WHAT YOU ARE ASKED TO DO: For the material that follows, list every line containing the word "view".

RECORDS FOR PROCESSING:
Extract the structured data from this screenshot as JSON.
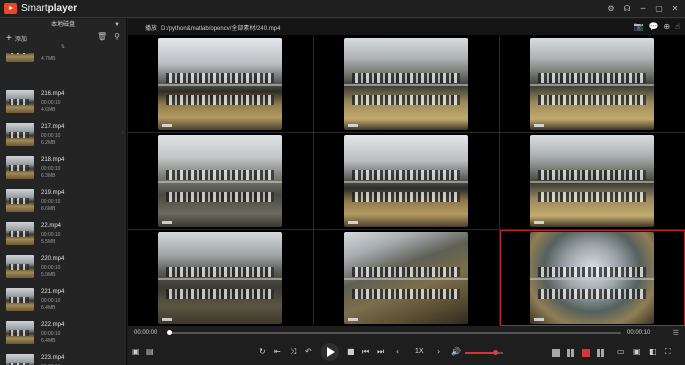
{
  "app": {
    "title_light": "Smart",
    "title_bold": "player"
  },
  "window_controls": [
    "⚙",
    "☊",
    "─",
    "▢",
    "✕"
  ],
  "sidebar": {
    "source_label": "本地磁盘",
    "add_label": "添加",
    "sort_glyph": "⇅",
    "files": [
      {
        "name": "",
        "duration": "",
        "size": "4.7MB",
        "partial": true
      },
      {
        "name": "216.mp4",
        "duration": "00:00:10",
        "size": "4.6MB"
      },
      {
        "name": "217.mp4",
        "duration": "00:00:10",
        "size": "6.2MB"
      },
      {
        "name": "218.mp4",
        "duration": "00:00:10",
        "size": "6.3MB"
      },
      {
        "name": "219.mp4",
        "duration": "00:00:10",
        "size": "6.6MB"
      },
      {
        "name": "22.mp4",
        "duration": "00:00:10",
        "size": "5.5MB"
      },
      {
        "name": "220.mp4",
        "duration": "00:00:10",
        "size": "5.9MB"
      },
      {
        "name": "221.mp4",
        "duration": "00:00:10",
        "size": "6.4MB"
      },
      {
        "name": "222.mp4",
        "duration": "00:00:10",
        "size": "6.4MB"
      },
      {
        "name": "223.mp4",
        "duration": "00:00:10",
        "size": "6.2MB"
      }
    ]
  },
  "player": {
    "status_label": "播放",
    "file_path": "D:/python&matlab/opencv/全部素材/240.mp4",
    "current_time": "00:00:00",
    "total_time": "00:00:10",
    "progress": 0.0,
    "speed": "1X",
    "volume": 0.78,
    "active_cell": 8,
    "cells": [
      {
        "scene": "barn"
      },
      {
        "scene": "barn2"
      },
      {
        "scene": "barn2"
      },
      {
        "scene": "aisle"
      },
      {
        "scene": "barn"
      },
      {
        "scene": "barn2"
      },
      {
        "scene": "pen"
      },
      {
        "scene": "mud"
      },
      {
        "scene": "fish"
      }
    ]
  },
  "colors": {
    "accent": "#d8323a",
    "active_border": "#b8262b",
    "background": "#1c1c1c"
  }
}
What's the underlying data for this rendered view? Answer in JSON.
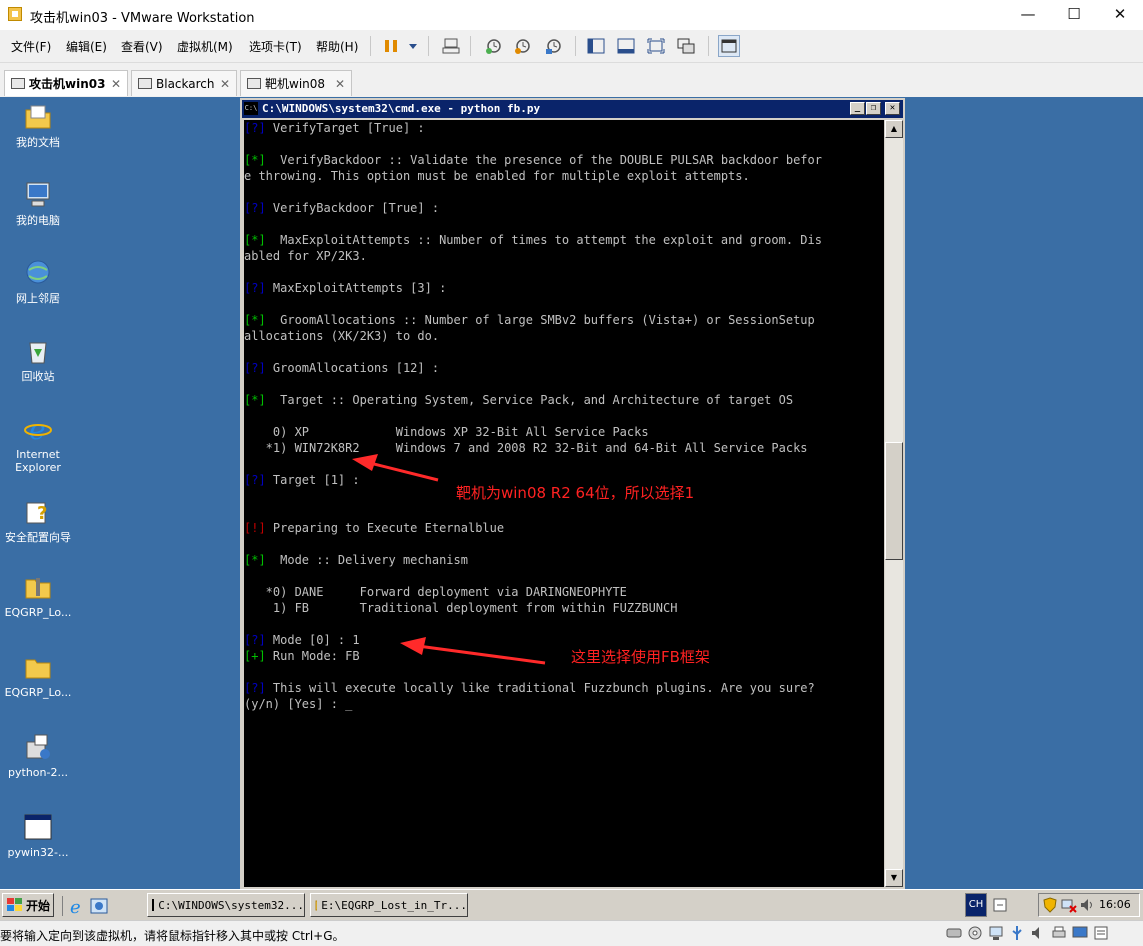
{
  "window": {
    "title": "攻击机win03 - VMware Workstation",
    "controls": {
      "minimize": "—",
      "maximize": "☐",
      "close": "✕"
    }
  },
  "menu": [
    "文件(F)",
    "编辑(E)",
    "查看(V)",
    "虚拟机(M)",
    "选项卡(T)",
    "帮助(H)"
  ],
  "toolbar_icons": [
    "pause-icon",
    "dropdown-icon",
    "send-ctrl-alt-del-icon",
    "snapshot-icon",
    "revert-snapshot-icon",
    "snapshot-manager-icon",
    "show-library-icon",
    "fullscreen-bar-icon",
    "fullscreen-icon",
    "unity-icon",
    "console-view-icon"
  ],
  "tabs": [
    {
      "label": "攻击机win03",
      "active": true,
      "close": "✕"
    },
    {
      "label": "Blackarch",
      "active": false,
      "close": "✕"
    },
    {
      "label": "靶机win08",
      "active": false,
      "close": "✕"
    }
  ],
  "desktop_icons": [
    {
      "label": "我的文档",
      "icon": "my-documents-icon"
    },
    {
      "label": "我的电脑",
      "icon": "my-computer-icon"
    },
    {
      "label": "网上邻居",
      "icon": "network-places-icon"
    },
    {
      "label": "回收站",
      "icon": "recycle-bin-icon"
    },
    {
      "label": "Internet Explorer",
      "icon": "internet-explorer-icon"
    },
    {
      "label": "安全配置向导",
      "icon": "security-wizard-icon"
    },
    {
      "label": "EQGRP_Lo...",
      "icon": "zip-folder-icon"
    },
    {
      "label": "EQGRP_Lo...",
      "icon": "folder-icon"
    },
    {
      "label": "python-2...",
      "icon": "installer-icon"
    },
    {
      "label": "pywin32-...",
      "icon": "application-window-icon"
    }
  ],
  "cmd": {
    "icon_text": "C:\\",
    "title": "C:\\WINDOWS\\system32\\cmd.exe - python fb.py",
    "lines": [
      {
        "p": "[?]",
        "c": "q",
        "t": " VerifyTarget [True] :"
      },
      {
        "p": "",
        "c": "",
        "t": ""
      },
      {
        "p": "[*]",
        "c": "s",
        "t": "  VerifyBackdoor :: Validate the presence of the DOUBLE PULSAR backdoor befor"
      },
      {
        "p": "",
        "c": "",
        "t": "e throwing. This option must be enabled for multiple exploit attempts."
      },
      {
        "p": "",
        "c": "",
        "t": ""
      },
      {
        "p": "[?]",
        "c": "q",
        "t": " VerifyBackdoor [True] :"
      },
      {
        "p": "",
        "c": "",
        "t": ""
      },
      {
        "p": "[*]",
        "c": "s",
        "t": "  MaxExploitAttempts :: Number of times to attempt the exploit and groom. Dis"
      },
      {
        "p": "",
        "c": "",
        "t": "abled for XP/2K3."
      },
      {
        "p": "",
        "c": "",
        "t": ""
      },
      {
        "p": "[?]",
        "c": "q",
        "t": " MaxExploitAttempts [3] :"
      },
      {
        "p": "",
        "c": "",
        "t": ""
      },
      {
        "p": "[*]",
        "c": "s",
        "t": "  GroomAllocations :: Number of large SMBv2 buffers (Vista+) or SessionSetup"
      },
      {
        "p": "",
        "c": "",
        "t": "allocations (XK/2K3) to do."
      },
      {
        "p": "",
        "c": "",
        "t": ""
      },
      {
        "p": "[?]",
        "c": "q",
        "t": " GroomAllocations [12] :"
      },
      {
        "p": "",
        "c": "",
        "t": ""
      },
      {
        "p": "[*]",
        "c": "s",
        "t": "  Target :: Operating System, Service Pack, and Architecture of target OS"
      },
      {
        "p": "",
        "c": "",
        "t": ""
      },
      {
        "p": "",
        "c": "",
        "t": "    0) XP            Windows XP 32-Bit All Service Packs"
      },
      {
        "p": "",
        "c": "",
        "t": "   *1) WIN72K8R2     Windows 7 and 2008 R2 32-Bit and 64-Bit All Service Packs"
      },
      {
        "p": "",
        "c": "",
        "t": ""
      },
      {
        "p": "[?]",
        "c": "q",
        "t": " Target [1] :"
      },
      {
        "p": "",
        "c": "",
        "t": ""
      },
      {
        "p": "",
        "c": "",
        "t": ""
      },
      {
        "p": "[!]",
        "c": "e",
        "t": " Preparing to Execute Eternalblue"
      },
      {
        "p": "",
        "c": "",
        "t": ""
      },
      {
        "p": "[*]",
        "c": "s",
        "t": "  Mode :: Delivery mechanism"
      },
      {
        "p": "",
        "c": "",
        "t": ""
      },
      {
        "p": "",
        "c": "",
        "t": "   *0) DANE     Forward deployment via DARINGNEOPHYTE"
      },
      {
        "p": "",
        "c": "",
        "t": "    1) FB       Traditional deployment from within FUZZBUNCH"
      },
      {
        "p": "",
        "c": "",
        "t": ""
      },
      {
        "p": "[?]",
        "c": "q",
        "t": " Mode [0] : 1"
      },
      {
        "p": "[+]",
        "c": "s",
        "t": " Run Mode: FB"
      },
      {
        "p": "",
        "c": "",
        "t": ""
      },
      {
        "p": "[?]",
        "c": "q",
        "t": " This will execute locally like traditional Fuzzbunch plugins. Are you sure?"
      },
      {
        "p": "",
        "c": "",
        "t": "(y/n) [Yes] : _"
      }
    ]
  },
  "annotations": {
    "target_note": "靶机为win08 R2 64位，所以选择1",
    "mode_note": "这里选择使用FB框架"
  },
  "taskbar": {
    "start": "开始",
    "tasks": [
      "C:\\WINDOWS\\system32...",
      "E:\\EQGRP_Lost_in_Tr..."
    ],
    "lang": "CH",
    "clock": "16:06"
  },
  "status": {
    "text": "要将输入定向到该虚拟机，请将鼠标指针移入其中或按 Ctrl+G。"
  }
}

TASK SOLUTION:
What's the underlying data for this rendered view? Answer in JSON.
    "console-view-icon"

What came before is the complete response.